Material shown
= = =

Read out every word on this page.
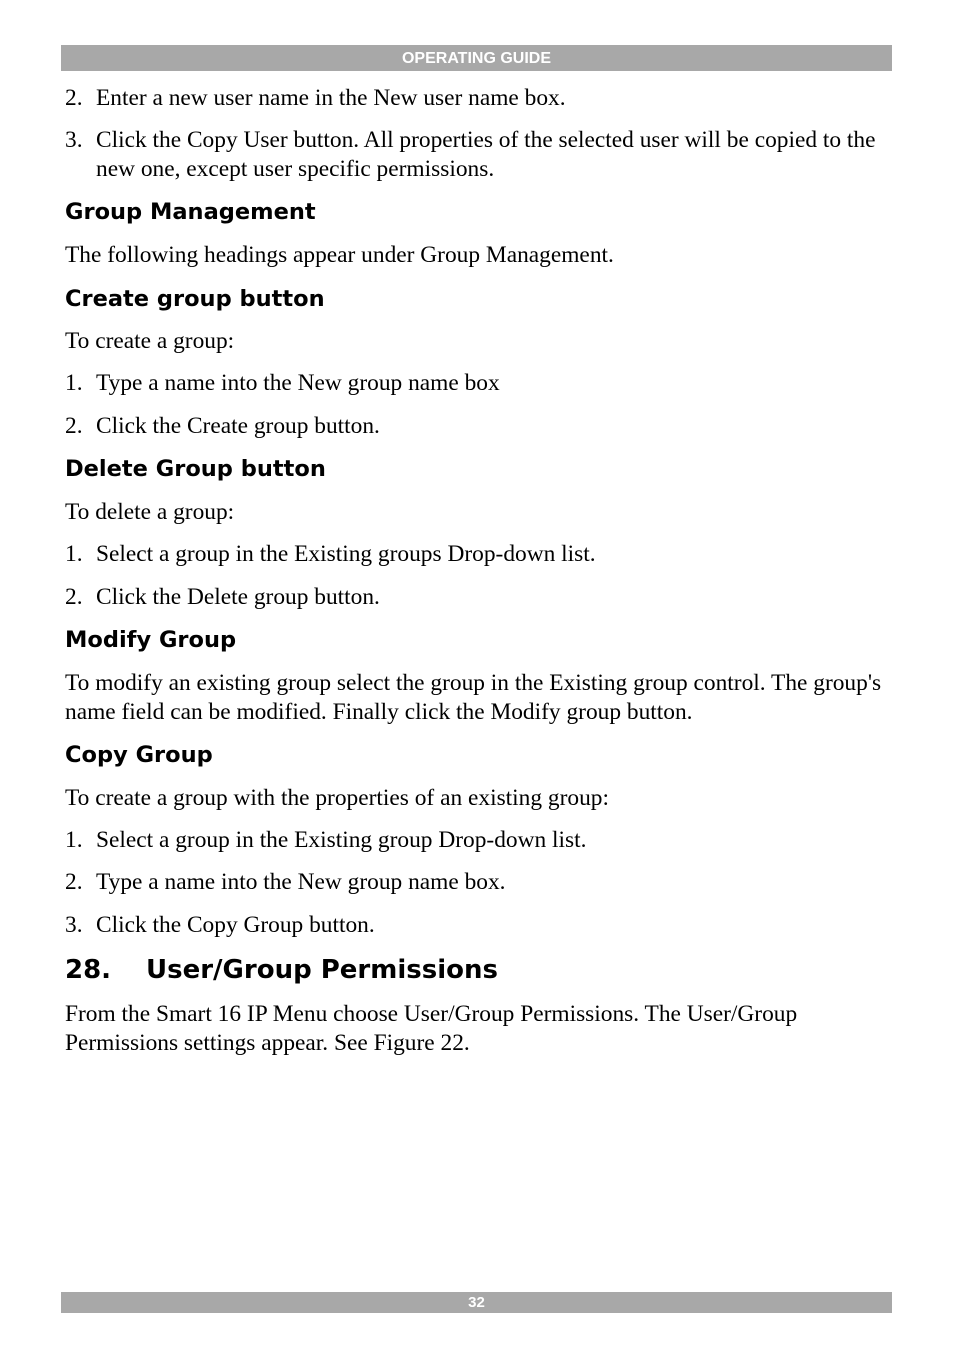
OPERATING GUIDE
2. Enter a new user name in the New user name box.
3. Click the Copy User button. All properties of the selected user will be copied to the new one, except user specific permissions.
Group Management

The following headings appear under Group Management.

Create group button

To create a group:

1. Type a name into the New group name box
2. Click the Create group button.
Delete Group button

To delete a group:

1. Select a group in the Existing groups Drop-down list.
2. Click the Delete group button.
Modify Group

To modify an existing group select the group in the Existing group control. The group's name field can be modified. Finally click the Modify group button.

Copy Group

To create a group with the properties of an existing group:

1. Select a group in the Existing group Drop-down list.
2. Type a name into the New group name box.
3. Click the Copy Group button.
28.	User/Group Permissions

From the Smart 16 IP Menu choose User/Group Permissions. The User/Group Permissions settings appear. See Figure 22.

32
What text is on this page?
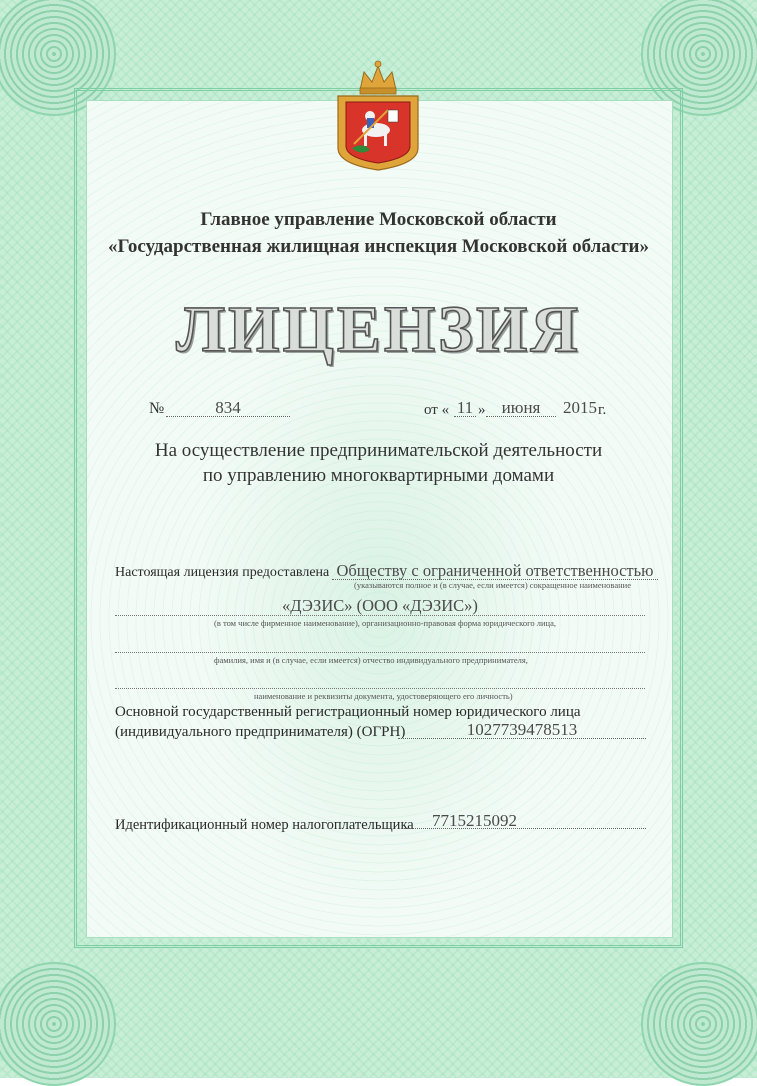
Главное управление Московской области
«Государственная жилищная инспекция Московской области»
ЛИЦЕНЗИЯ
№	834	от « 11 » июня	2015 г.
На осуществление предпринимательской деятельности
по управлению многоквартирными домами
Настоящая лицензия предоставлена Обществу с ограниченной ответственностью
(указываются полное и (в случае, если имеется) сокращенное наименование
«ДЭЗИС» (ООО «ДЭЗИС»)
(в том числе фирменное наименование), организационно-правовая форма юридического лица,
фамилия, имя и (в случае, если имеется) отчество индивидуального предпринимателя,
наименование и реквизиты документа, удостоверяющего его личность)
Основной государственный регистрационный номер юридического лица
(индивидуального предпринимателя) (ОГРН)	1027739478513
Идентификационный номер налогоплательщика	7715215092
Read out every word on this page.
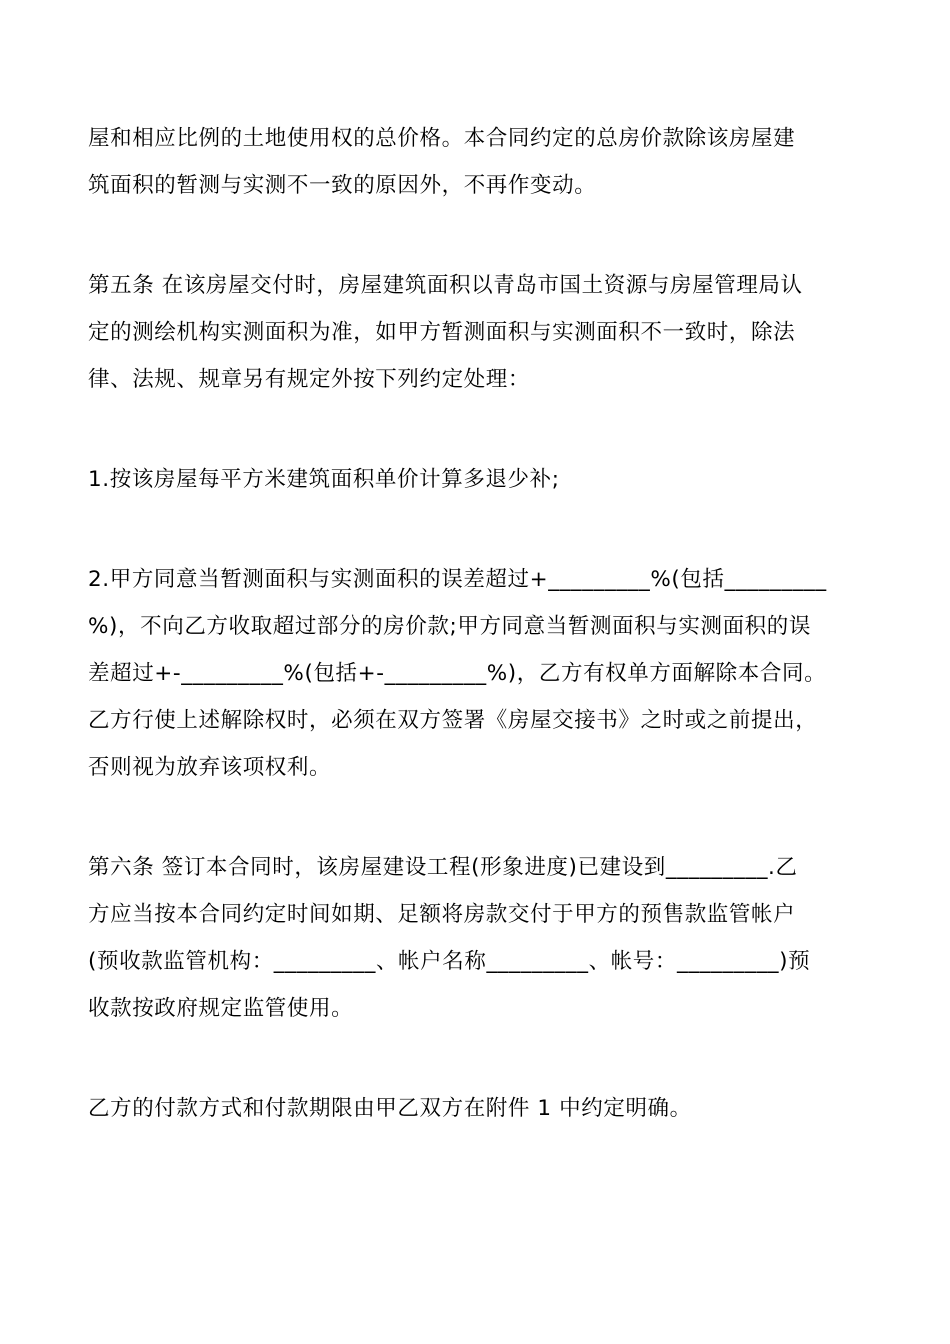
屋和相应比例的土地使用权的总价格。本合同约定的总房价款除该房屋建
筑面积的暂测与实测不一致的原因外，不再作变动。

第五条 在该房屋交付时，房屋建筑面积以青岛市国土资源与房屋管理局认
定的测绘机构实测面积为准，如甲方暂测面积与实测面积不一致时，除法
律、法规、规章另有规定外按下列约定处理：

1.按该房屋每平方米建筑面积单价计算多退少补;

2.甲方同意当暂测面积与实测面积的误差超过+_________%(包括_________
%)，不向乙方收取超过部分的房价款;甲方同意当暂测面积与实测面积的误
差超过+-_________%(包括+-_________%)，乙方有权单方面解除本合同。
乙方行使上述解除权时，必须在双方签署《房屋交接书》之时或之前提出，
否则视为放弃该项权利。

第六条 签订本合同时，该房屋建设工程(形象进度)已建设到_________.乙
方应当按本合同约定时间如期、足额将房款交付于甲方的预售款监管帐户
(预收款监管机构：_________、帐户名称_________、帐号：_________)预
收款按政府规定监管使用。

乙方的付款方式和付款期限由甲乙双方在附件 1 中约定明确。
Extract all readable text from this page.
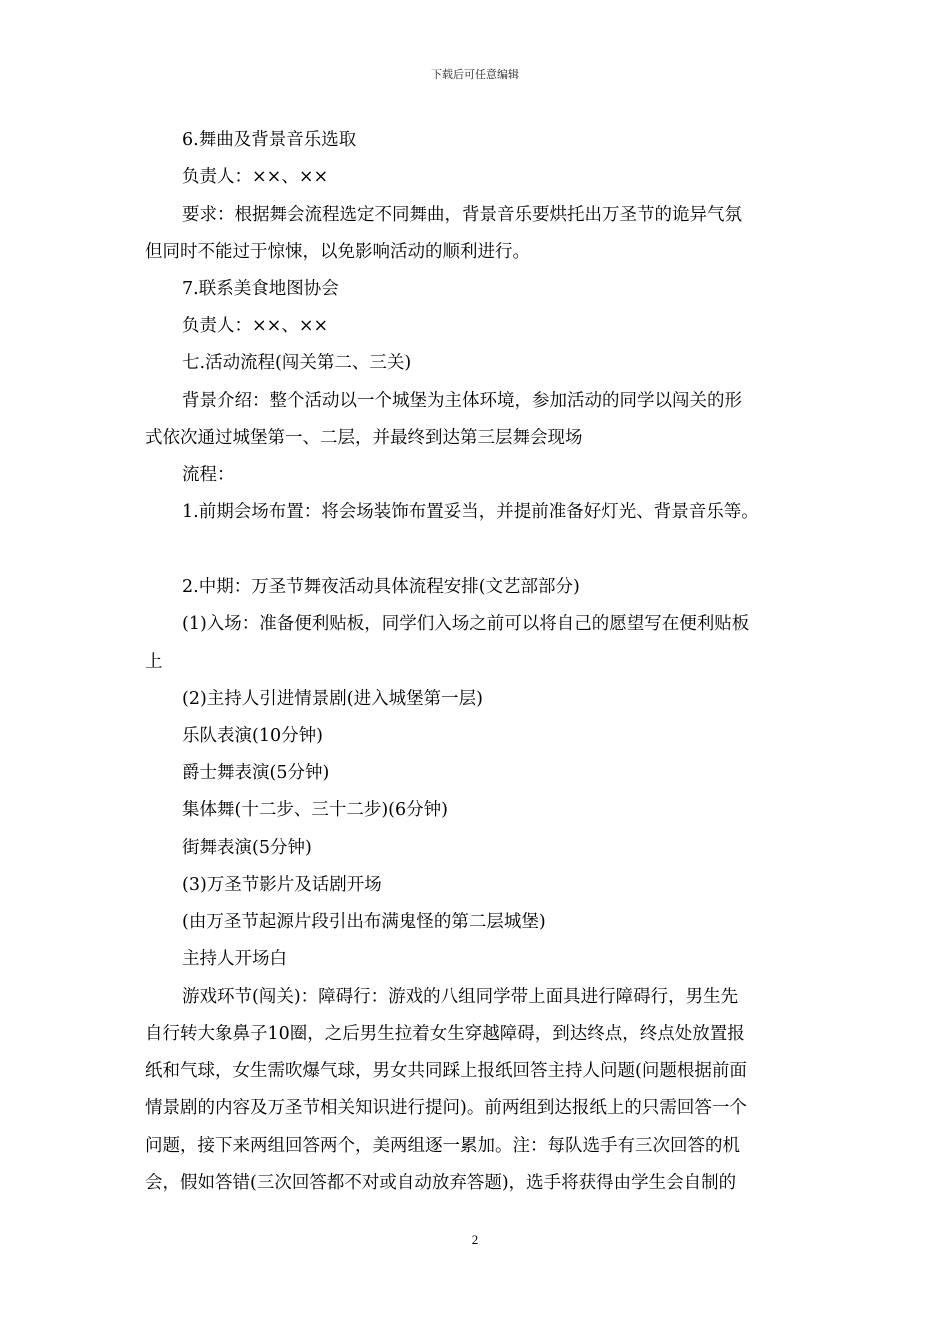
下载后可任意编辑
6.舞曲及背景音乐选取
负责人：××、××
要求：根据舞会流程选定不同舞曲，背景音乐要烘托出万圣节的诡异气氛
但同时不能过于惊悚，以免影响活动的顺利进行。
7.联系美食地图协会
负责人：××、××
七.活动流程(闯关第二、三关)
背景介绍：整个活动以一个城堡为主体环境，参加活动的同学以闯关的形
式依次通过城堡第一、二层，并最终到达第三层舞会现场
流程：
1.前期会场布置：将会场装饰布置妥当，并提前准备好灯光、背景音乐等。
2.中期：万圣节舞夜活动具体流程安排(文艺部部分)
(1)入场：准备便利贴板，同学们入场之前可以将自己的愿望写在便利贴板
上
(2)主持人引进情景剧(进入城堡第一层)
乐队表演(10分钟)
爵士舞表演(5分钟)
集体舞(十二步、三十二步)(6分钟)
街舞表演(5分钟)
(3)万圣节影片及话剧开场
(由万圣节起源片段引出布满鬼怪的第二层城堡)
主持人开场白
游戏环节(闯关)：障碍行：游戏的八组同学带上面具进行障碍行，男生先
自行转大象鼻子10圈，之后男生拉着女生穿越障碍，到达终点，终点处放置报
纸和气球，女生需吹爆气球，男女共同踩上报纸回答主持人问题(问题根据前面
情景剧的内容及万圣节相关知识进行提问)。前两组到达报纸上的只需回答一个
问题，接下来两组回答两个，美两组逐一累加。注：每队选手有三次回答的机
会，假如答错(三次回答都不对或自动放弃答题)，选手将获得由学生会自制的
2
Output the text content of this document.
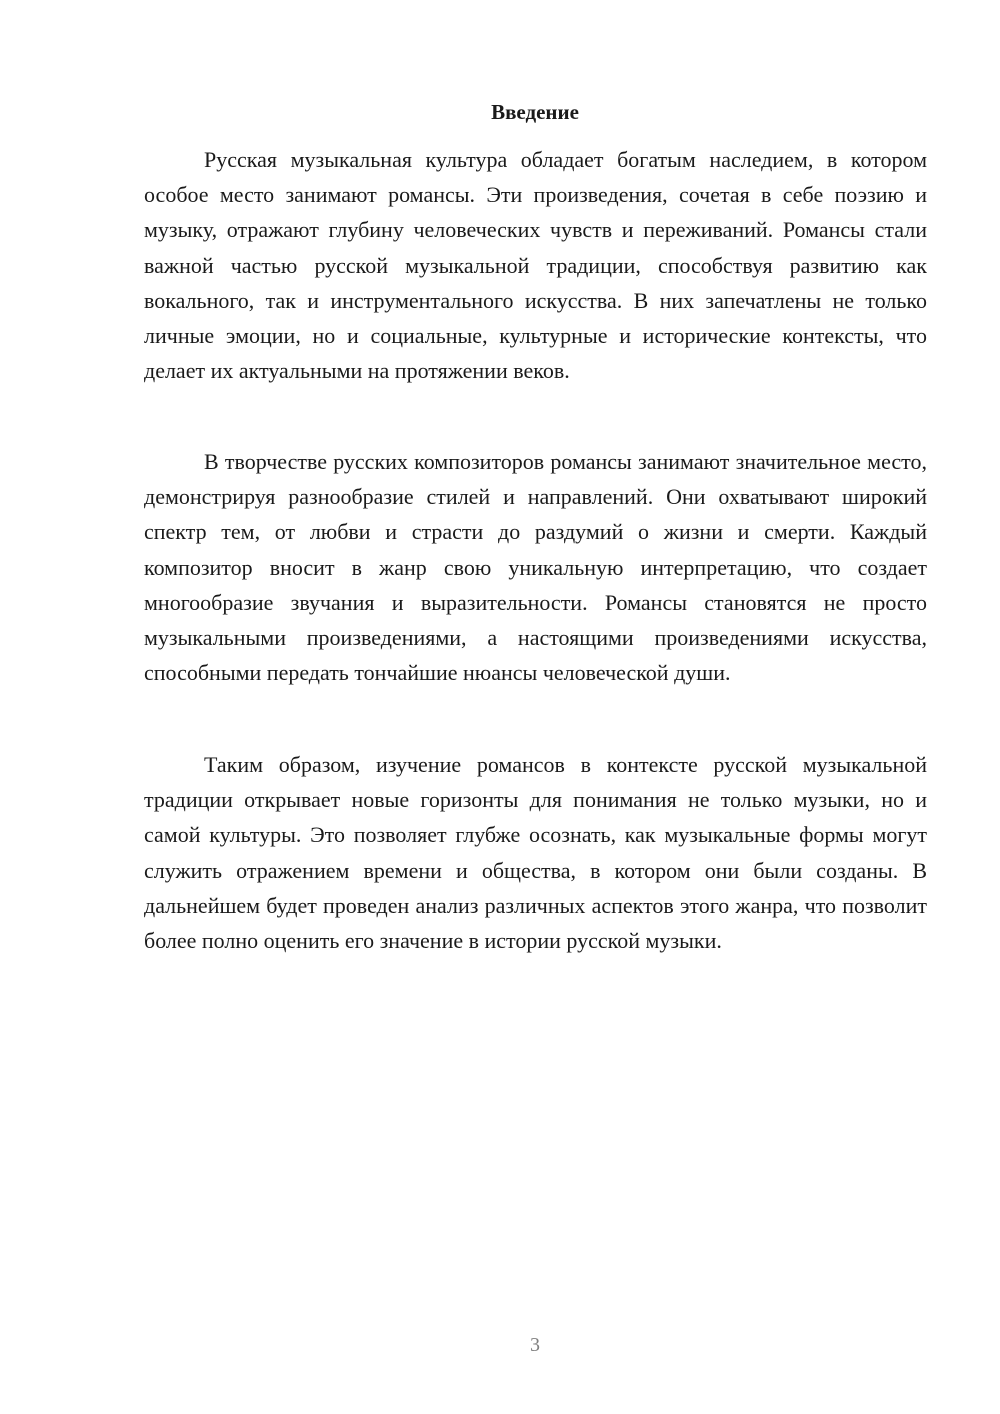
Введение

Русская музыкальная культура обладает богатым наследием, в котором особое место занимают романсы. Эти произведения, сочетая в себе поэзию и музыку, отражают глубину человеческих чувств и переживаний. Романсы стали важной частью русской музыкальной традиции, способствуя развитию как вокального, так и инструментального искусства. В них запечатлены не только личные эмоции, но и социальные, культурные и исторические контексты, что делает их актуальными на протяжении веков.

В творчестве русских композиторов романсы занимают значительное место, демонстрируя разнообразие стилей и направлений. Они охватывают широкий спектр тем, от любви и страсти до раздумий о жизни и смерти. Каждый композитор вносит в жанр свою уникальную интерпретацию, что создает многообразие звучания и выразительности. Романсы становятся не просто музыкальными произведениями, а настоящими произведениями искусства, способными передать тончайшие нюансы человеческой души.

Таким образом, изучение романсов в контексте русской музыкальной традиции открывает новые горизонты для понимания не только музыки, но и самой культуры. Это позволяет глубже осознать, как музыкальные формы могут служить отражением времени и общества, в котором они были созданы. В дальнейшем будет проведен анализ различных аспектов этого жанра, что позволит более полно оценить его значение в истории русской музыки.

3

= = =

Exercise prompt
Write out all the records again, exactly, minus any pictures.

Exercise response
Read out every word on this page.
OPERATING GUIDE
2. Enter a new user name in the New user name box.
3. Click the Copy User button. All properties of the selected user will be copied to the new one, except user specific permissions.
Group Management

The following headings appear under Group Management.

Create group button

To create a group:

1. Type a name into the New group name box
2. Click the Create group button.
Delete Group button

To delete a group:

1. Select a group in the Existing groups Drop-down list.
2. Click the Delete group button.
Modify Group

To modify an existing group select the group in the Existing group control. The group's name field can be modified. Finally click the Modify group button.

Copy Group

To create a group with the properties of an existing group:

1. Select a group in the Existing group Drop-down list.
2. Type a name into the New group name box.
3. Click the Copy Group button.
28.	User/Group Permissions

From the Smart 16 IP Menu choose User/Group Permissions. The User/Group Permissions settings appear. See Figure 22.

32
What text is on this page?
Главное управление Московской области
«Государственная жилищная инспекция Московской области»
ЛИЦЕНЗИЯ
№	834	от « 11 » июня	2015 г.
На осуществление предпринимательской деятельности
по управлению многоквартирными домами
Настоящая лицензия предоставлена Обществу с ограниченной ответственностью
(указываются полное и (в случае, если имеется) сокращенное наименование
«ДЭЗИС» (ООО «ДЭЗИС»)
(в том числе фирменное наименование), организационно-правовая форма юридического лица,
фамилия, имя и (в случае, если имеется) отчество индивидуального предпринимателя,
наименование и реквизиты документа, удостоверяющего его личность)
Основной государственный регистрационный номер юридического лица
(индивидуального предпринимателя) (ОГРН)	1027739478513
Идентификационный номер налогоплательщика	7715215092
Read out every word on this page.
屋和相应比例的土地使用权的总价格。本合同约定的总房价款除该房屋建
筑面积的暂测与实测不一致的原因外，不再作变动。

第五条 在该房屋交付时，房屋建筑面积以青岛市国土资源与房屋管理局认
定的测绘机构实测面积为准，如甲方暂测面积与实测面积不一致时，除法
律、法规、规章另有规定外按下列约定处理：

1.按该房屋每平方米建筑面积单价计算多退少补;

2.甲方同意当暂测面积与实测面积的误差超过+_________%(包括_________
%)，不向乙方收取超过部分的房价款;甲方同意当暂测面积与实测面积的误
差超过+-_________%(包括+-_________%)，乙方有权单方面解除本合同。
乙方行使上述解除权时，必须在双方签署《房屋交接书》之时或之前提出，
否则视为放弃该项权利。

第六条 签订本合同时，该房屋建设工程(形象进度)已建设到_________.乙
方应当按本合同约定时间如期、足额将房款交付于甲方的预售款监管帐户
(预收款监管机构：_________、帐户名称_________、帐号：_________)预
收款按政府规定监管使用。

乙方的付款方式和付款期限由甲乙双方在附件 1 中约定明确。
Extract all readable text from this page.
下载后可任意编辑
6.舞曲及背景音乐选取
负责人：××、××
要求：根据舞会流程选定不同舞曲，背景音乐要烘托出万圣节的诡异气氛
但同时不能过于惊悚，以免影响活动的顺利进行。
7.联系美食地图协会
负责人：××、××
七.活动流程(闯关第二、三关)
背景介绍：整个活动以一个城堡为主体环境，参加活动的同学以闯关的形
式依次通过城堡第一、二层，并最终到达第三层舞会现场
流程：
1.前期会场布置：将会场装饰布置妥当，并提前准备好灯光、背景音乐等。
2.中期：万圣节舞夜活动具体流程安排(文艺部部分)
(1)入场：准备便利贴板，同学们入场之前可以将自己的愿望写在便利贴板
上
(2)主持人引进情景剧(进入城堡第一层)
乐队表演(10分钟)
爵士舞表演(5分钟)
集体舞(十二步、三十二步)(6分钟)
街舞表演(5分钟)
(3)万圣节影片及话剧开场
(由万圣节起源片段引出布满鬼怪的第二层城堡)
主持人开场白
游戏环节(闯关)：障碍行：游戏的八组同学带上面具进行障碍行，男生先
自行转大象鼻子10圈，之后男生拉着女生穿越障碍，到达终点，终点处放置报
纸和气球，女生需吹爆气球，男女共同踩上报纸回答主持人问题(问题根据前面
情景剧的内容及万圣节相关知识进行提问)。前两组到达报纸上的只需回答一个
问题，接下来两组回答两个，美两组逐一累加。注：每队选手有三次回答的机
会，假如答错(三次回答都不对或自动放弃答题)，选手将获得由学生会自制的
2
Output the text content of this document.
Введение

Русская музыкальная культура обладает богатым наследием, в котором особое место занимают романсы. Эти произведения, сочетая в себе поэзию и музыку, отражают глубину человеческих чувств и переживаний. Романсы стали важной частью русской музыкальной традиции, способствуя развитию как вокального, так и инструментального искусства. В них запечатлены не только личные эмоции, но и социальные, культурные и исторические контексты, что делает их актуальными на протяжении веков.

В творчестве русских композиторов романсы занимают значительное место, демонстрируя разнообразие стилей и направлений. Они охватывают широкий спектр тем, от любви и страсти до раздумий о жизни и смерти. Каждый композитор вносит в жанр свою уникальную интерпретацию, что создает многообразие звучания и выразительности. Романсы становятся не просто музыкальными произведениями, а настоящими произведениями искусства, способными передать тончайшие нюансы человеческой души.

Таким образом, изучение романсов в контексте русской музыкальной традиции открывает новые горизонты для понимания не только музыки, но и самой культуры. Это позволяет глубже осознать, как музыкальные формы могут служить отражением времени и общества, в котором они были созданы. В дальнейшем будет проведен анализ различных аспектов этого жанра, что позволит более полно оценить его значение в истории русской музыки.

3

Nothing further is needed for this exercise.